* START *

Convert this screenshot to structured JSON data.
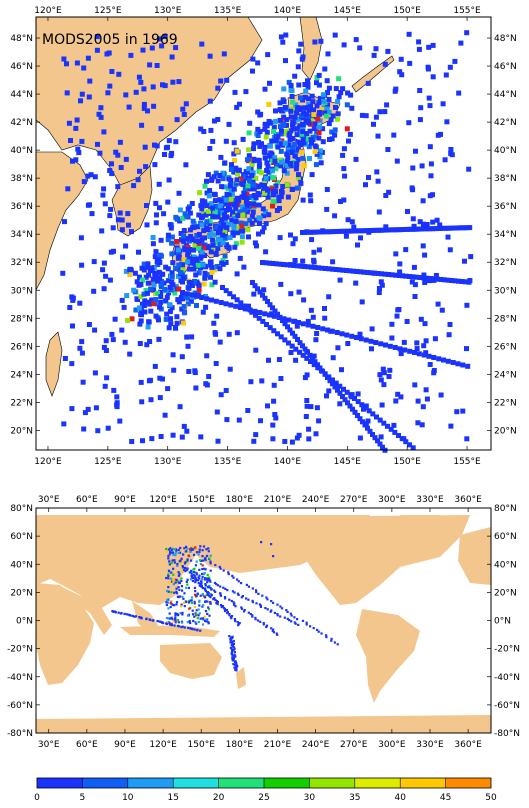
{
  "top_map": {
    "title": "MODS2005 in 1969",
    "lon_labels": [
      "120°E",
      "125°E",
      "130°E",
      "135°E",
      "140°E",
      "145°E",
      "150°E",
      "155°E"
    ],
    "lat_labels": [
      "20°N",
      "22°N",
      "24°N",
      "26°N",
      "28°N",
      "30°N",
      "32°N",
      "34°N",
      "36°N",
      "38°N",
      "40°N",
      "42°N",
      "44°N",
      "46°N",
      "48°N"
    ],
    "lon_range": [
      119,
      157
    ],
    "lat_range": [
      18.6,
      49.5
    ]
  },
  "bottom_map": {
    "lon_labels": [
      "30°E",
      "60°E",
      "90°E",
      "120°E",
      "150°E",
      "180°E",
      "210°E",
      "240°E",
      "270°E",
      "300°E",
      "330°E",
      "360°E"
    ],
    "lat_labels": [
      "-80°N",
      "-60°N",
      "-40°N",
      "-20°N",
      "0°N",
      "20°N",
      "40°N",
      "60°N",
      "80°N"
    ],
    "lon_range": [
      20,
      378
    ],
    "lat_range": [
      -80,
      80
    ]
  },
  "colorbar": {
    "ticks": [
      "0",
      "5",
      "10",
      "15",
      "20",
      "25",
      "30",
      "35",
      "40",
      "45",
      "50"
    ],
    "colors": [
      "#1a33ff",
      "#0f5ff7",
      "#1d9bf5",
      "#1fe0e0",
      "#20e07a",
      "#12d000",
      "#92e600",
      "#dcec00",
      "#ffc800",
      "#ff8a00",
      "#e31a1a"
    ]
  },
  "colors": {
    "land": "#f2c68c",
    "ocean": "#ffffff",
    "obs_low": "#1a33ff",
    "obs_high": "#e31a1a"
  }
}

* END *
* START *

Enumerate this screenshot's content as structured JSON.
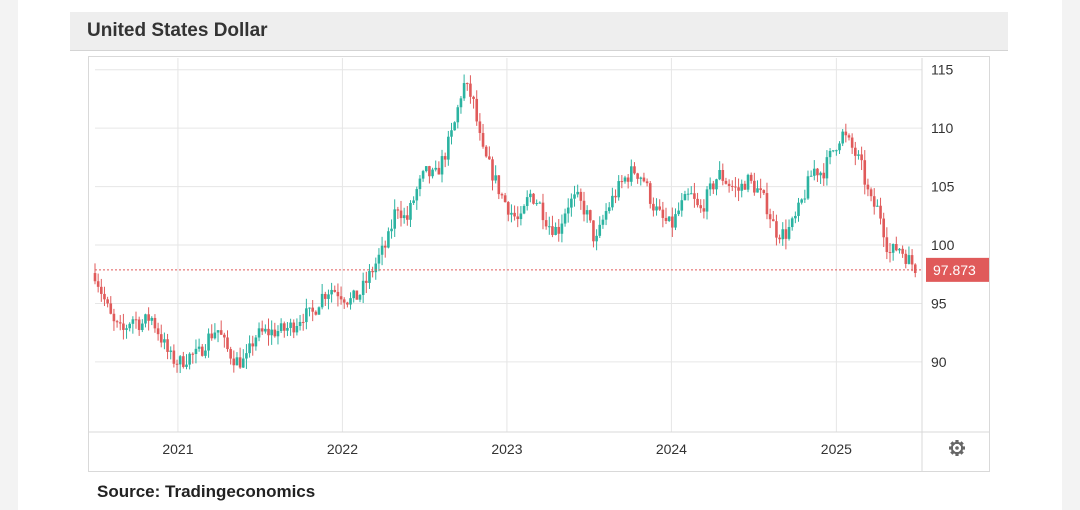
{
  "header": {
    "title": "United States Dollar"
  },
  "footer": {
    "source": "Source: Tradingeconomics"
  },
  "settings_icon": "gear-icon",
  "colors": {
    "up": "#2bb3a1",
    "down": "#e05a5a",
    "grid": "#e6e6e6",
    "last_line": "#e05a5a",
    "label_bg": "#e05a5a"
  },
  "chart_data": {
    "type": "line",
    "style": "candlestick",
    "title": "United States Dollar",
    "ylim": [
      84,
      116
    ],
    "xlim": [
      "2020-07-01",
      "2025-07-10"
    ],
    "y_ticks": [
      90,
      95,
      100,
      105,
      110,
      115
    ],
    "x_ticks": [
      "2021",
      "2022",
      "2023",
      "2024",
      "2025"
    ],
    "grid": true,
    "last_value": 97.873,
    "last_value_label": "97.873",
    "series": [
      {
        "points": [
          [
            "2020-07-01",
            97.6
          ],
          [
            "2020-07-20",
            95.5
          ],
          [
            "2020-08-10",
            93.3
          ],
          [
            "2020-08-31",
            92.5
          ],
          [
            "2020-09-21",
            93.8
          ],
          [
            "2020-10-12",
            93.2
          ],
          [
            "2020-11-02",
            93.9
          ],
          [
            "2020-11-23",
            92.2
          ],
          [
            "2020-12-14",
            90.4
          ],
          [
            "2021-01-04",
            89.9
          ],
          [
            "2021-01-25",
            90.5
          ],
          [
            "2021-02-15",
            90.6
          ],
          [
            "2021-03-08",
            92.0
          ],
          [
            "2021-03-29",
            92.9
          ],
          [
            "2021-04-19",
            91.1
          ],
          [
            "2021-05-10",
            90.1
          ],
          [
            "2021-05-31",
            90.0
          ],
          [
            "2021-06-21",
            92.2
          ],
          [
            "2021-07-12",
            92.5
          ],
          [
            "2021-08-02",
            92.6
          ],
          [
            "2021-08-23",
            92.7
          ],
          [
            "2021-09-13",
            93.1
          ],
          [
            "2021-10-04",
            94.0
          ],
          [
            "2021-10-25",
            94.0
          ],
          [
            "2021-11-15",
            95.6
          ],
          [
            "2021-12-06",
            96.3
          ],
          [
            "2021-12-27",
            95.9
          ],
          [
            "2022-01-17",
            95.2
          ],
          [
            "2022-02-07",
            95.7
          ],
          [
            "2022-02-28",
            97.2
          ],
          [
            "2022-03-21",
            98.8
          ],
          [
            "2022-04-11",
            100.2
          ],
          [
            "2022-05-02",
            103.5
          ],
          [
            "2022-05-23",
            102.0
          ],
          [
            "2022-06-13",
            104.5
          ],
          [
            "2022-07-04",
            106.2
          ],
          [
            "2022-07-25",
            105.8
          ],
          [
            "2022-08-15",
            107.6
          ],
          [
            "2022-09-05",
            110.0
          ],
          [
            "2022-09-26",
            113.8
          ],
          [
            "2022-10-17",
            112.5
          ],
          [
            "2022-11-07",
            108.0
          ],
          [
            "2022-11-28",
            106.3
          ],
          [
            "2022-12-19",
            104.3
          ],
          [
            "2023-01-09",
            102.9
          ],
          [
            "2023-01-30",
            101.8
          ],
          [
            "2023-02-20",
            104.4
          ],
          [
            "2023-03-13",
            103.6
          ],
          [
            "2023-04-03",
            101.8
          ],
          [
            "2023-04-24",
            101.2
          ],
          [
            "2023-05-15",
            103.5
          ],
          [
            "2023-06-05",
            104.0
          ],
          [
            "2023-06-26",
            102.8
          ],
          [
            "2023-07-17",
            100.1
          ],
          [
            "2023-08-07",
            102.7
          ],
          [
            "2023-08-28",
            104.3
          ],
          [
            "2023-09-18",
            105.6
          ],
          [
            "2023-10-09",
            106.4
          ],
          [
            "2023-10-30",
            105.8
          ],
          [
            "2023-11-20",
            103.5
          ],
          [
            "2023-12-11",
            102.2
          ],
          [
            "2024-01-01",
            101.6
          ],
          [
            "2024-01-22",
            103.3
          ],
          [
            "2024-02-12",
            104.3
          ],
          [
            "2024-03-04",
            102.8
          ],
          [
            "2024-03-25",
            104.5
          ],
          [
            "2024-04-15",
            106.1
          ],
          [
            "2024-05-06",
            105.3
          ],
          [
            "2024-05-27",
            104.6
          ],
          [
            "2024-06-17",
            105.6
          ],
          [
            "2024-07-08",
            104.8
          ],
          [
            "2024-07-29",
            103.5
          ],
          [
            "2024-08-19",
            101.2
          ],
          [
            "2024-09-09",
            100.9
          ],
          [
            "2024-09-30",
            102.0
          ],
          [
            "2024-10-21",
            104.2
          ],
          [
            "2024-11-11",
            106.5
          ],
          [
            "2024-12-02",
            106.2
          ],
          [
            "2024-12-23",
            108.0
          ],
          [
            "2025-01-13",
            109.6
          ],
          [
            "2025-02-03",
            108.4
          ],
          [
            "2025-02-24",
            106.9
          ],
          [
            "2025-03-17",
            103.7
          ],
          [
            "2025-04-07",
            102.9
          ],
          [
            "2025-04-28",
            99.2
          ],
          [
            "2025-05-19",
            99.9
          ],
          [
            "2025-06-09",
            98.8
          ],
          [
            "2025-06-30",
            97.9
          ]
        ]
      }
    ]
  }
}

* END *

DESCRIPTION OF THE TASK
Find every line that includes the string "title". Report how many there are and nothing else.

SOLUTION TO THE PROBLEM
3